▸ REQUIRED WORK
List each line of the entries below that contains the word "Calibri", copying every such line in full.

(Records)
[start]

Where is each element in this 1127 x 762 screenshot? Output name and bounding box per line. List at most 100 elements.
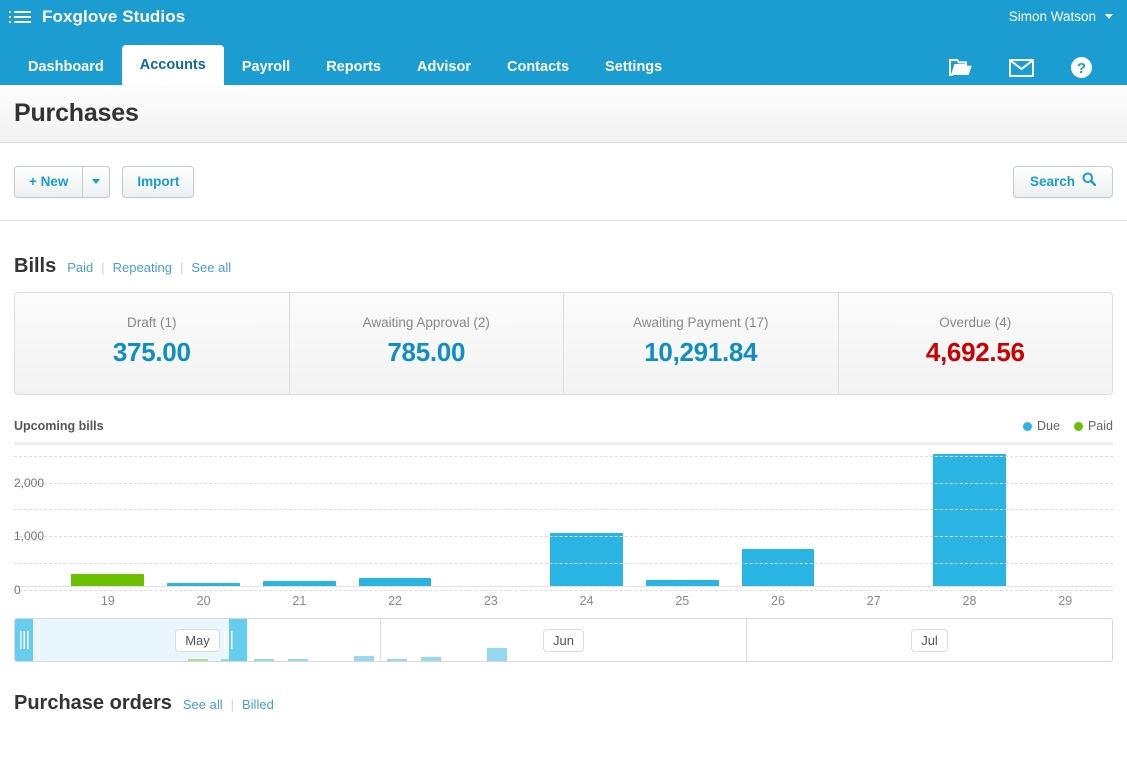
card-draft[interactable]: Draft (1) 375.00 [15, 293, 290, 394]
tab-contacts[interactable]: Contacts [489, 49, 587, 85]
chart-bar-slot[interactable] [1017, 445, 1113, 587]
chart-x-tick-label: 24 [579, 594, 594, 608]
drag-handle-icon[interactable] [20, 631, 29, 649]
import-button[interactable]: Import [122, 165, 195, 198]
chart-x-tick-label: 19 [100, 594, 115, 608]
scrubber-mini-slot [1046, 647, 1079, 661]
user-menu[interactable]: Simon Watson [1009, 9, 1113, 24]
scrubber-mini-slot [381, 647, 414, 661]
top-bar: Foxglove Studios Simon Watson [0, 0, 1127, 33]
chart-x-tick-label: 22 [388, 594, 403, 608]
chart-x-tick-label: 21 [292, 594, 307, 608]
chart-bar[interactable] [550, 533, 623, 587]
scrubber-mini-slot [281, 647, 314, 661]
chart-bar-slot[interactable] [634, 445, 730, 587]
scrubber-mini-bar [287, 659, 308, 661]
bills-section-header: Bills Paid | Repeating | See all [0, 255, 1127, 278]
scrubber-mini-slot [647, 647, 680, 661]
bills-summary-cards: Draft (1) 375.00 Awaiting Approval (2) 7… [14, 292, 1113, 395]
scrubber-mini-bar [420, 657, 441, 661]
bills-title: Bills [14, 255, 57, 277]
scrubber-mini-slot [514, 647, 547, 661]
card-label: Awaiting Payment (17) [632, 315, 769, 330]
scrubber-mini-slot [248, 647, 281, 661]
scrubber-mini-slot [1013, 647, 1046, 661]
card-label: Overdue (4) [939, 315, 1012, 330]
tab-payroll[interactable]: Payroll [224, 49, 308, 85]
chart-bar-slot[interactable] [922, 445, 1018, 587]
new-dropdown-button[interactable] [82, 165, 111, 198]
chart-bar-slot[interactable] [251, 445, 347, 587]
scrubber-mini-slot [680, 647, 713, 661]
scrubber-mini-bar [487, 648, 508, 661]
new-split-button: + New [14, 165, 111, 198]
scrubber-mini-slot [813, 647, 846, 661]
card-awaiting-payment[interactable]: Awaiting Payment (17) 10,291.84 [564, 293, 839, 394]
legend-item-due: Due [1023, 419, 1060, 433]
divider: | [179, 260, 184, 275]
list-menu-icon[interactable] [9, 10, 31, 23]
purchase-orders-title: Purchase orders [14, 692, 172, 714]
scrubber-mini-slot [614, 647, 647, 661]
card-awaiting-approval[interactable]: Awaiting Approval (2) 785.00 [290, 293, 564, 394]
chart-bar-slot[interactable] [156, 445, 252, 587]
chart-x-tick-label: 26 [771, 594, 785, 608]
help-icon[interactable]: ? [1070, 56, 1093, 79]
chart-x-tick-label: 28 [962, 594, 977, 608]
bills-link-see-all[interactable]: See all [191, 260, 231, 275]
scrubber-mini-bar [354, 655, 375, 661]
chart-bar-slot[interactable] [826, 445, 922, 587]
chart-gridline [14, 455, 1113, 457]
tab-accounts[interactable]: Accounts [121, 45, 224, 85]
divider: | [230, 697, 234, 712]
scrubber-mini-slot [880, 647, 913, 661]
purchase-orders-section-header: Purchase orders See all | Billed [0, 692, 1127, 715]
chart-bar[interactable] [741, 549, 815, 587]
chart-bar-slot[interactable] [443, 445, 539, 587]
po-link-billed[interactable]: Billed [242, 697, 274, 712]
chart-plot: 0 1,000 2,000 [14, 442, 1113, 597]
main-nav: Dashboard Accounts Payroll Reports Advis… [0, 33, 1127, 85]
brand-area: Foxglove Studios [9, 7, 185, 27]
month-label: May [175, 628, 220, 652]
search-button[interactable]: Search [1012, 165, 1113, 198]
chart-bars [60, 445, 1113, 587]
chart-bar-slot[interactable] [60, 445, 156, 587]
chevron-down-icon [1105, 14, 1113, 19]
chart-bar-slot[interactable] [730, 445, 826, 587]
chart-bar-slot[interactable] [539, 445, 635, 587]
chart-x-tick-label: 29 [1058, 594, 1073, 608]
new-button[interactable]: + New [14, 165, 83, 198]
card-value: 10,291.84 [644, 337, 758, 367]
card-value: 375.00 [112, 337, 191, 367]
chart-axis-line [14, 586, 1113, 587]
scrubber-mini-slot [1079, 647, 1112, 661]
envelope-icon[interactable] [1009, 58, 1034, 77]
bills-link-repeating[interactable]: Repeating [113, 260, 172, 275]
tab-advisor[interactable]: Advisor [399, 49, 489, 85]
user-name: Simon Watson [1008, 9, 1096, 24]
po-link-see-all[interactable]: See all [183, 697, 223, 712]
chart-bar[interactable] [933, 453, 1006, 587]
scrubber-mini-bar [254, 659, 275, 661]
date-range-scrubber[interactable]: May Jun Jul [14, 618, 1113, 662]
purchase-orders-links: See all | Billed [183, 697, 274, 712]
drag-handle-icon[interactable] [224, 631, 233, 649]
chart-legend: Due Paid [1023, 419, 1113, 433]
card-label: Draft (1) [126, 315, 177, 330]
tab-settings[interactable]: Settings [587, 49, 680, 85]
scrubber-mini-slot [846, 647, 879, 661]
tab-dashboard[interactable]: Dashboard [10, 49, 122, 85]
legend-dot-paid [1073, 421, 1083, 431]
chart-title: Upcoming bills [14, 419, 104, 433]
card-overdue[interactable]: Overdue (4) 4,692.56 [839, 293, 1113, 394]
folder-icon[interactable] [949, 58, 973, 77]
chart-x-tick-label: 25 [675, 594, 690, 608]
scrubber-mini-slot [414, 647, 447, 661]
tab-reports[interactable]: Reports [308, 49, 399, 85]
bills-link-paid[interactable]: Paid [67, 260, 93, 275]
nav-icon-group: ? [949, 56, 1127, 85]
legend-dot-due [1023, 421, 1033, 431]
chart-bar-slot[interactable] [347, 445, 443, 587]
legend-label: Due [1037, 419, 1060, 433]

[end]
[start]

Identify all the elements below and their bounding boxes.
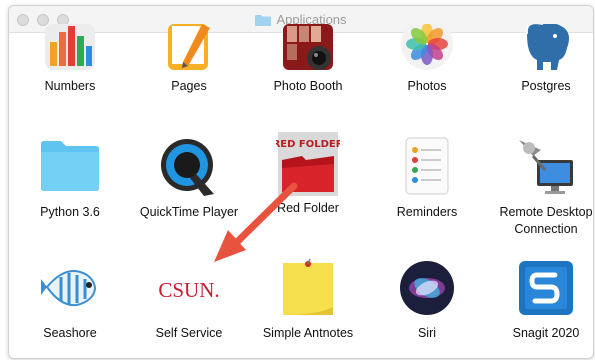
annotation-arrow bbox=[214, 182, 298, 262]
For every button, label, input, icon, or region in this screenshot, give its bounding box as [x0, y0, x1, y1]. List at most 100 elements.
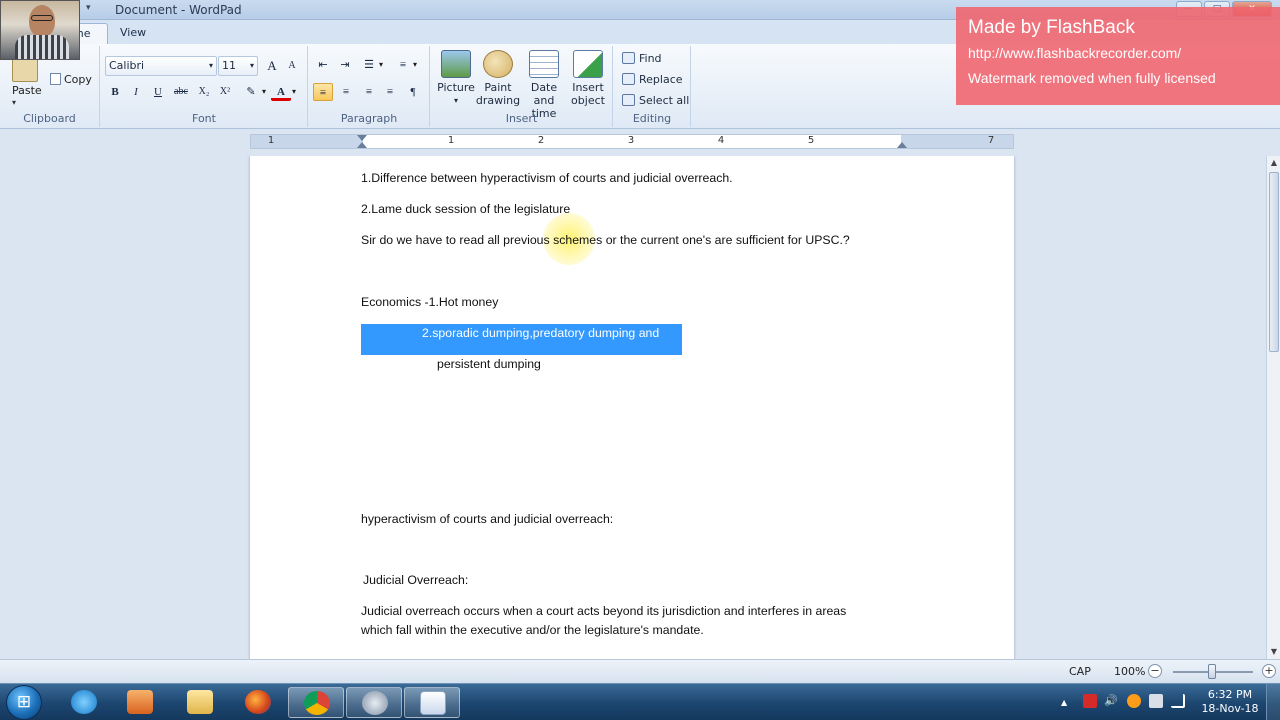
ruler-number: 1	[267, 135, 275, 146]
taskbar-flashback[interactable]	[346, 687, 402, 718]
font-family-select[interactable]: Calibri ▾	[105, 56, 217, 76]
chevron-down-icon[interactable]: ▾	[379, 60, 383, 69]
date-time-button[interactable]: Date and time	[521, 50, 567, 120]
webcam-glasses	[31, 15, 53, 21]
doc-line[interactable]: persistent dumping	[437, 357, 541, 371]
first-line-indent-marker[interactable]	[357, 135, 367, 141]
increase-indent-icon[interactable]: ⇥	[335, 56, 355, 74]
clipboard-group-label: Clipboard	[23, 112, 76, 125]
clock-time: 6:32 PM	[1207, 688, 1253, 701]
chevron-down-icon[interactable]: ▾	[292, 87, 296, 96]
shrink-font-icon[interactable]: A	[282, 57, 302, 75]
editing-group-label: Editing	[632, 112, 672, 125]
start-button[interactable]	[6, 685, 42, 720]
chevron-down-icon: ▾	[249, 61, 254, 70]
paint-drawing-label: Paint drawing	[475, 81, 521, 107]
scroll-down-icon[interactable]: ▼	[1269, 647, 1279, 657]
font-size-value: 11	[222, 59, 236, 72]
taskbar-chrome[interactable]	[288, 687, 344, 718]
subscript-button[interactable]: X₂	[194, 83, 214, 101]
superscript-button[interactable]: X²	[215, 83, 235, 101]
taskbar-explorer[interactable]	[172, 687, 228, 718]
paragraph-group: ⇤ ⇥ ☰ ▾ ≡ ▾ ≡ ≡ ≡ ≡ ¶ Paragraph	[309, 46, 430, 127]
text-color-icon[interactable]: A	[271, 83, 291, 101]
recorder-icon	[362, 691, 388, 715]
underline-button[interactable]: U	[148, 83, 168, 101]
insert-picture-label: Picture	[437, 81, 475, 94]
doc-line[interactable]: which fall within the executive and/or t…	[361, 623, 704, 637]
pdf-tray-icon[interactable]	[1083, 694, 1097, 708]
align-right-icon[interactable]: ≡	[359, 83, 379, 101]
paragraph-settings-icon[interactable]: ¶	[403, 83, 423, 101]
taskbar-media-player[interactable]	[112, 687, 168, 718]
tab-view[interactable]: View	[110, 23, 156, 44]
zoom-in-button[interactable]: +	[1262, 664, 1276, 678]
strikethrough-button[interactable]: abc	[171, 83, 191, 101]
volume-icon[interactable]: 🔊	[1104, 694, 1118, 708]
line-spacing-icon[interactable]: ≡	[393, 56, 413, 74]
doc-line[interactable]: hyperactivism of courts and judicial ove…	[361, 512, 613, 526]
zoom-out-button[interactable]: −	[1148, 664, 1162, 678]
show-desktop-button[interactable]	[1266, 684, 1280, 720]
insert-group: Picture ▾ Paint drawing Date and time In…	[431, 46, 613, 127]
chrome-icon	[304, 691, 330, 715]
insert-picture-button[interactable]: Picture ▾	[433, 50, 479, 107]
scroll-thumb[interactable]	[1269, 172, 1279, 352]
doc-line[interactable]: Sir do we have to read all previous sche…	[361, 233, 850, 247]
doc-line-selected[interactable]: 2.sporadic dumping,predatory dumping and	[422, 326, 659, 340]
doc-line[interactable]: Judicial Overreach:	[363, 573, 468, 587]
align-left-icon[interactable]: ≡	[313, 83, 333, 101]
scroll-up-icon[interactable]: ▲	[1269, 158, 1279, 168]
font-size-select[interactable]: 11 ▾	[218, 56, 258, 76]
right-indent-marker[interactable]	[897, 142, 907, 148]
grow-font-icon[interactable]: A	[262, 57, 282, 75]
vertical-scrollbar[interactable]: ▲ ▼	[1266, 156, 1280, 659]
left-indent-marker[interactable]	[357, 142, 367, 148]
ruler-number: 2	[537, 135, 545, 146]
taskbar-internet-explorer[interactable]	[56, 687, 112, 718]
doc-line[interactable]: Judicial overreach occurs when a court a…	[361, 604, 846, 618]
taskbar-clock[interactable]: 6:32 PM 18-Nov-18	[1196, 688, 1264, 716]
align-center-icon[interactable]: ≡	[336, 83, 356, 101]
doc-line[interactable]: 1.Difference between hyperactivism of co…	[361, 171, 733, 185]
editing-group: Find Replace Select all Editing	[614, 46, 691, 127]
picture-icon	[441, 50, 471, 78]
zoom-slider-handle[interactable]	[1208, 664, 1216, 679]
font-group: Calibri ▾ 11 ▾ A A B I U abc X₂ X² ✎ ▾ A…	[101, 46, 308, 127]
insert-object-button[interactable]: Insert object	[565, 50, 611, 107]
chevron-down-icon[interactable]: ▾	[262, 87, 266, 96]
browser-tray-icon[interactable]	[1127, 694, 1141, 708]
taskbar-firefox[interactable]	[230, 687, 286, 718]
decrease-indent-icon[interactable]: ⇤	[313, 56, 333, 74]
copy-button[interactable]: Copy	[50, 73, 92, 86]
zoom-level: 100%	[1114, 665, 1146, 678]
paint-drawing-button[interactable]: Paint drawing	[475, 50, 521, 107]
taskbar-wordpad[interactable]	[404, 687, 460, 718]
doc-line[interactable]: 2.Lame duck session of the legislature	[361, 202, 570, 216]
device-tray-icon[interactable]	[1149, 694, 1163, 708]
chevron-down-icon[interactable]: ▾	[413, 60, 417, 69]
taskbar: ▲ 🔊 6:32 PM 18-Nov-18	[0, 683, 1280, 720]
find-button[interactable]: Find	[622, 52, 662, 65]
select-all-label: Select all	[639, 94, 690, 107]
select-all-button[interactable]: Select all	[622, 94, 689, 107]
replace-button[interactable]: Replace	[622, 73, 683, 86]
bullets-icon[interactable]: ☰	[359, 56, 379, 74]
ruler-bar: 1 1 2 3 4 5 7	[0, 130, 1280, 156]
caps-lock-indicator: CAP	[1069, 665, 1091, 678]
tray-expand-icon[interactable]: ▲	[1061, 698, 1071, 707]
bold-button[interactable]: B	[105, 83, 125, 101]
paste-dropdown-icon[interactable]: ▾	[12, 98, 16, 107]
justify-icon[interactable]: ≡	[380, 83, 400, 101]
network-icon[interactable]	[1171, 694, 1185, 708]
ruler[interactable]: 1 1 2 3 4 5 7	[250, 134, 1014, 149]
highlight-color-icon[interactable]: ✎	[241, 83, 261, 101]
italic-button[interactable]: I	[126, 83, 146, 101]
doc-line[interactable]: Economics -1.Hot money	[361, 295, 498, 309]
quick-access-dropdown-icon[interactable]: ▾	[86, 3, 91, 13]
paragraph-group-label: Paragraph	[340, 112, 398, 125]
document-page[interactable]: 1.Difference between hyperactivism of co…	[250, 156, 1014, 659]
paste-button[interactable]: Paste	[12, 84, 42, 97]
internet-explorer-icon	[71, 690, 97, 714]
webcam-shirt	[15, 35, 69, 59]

[end]

▸ THE SOLUTION
font-family-select[interactable]: Calibri ▾	[105, 56, 217, 76]
font-group: Calibri ▾ 11 ▾ A A B I U abc X₂ X² ✎ ▾ A…	[101, 46, 308, 127]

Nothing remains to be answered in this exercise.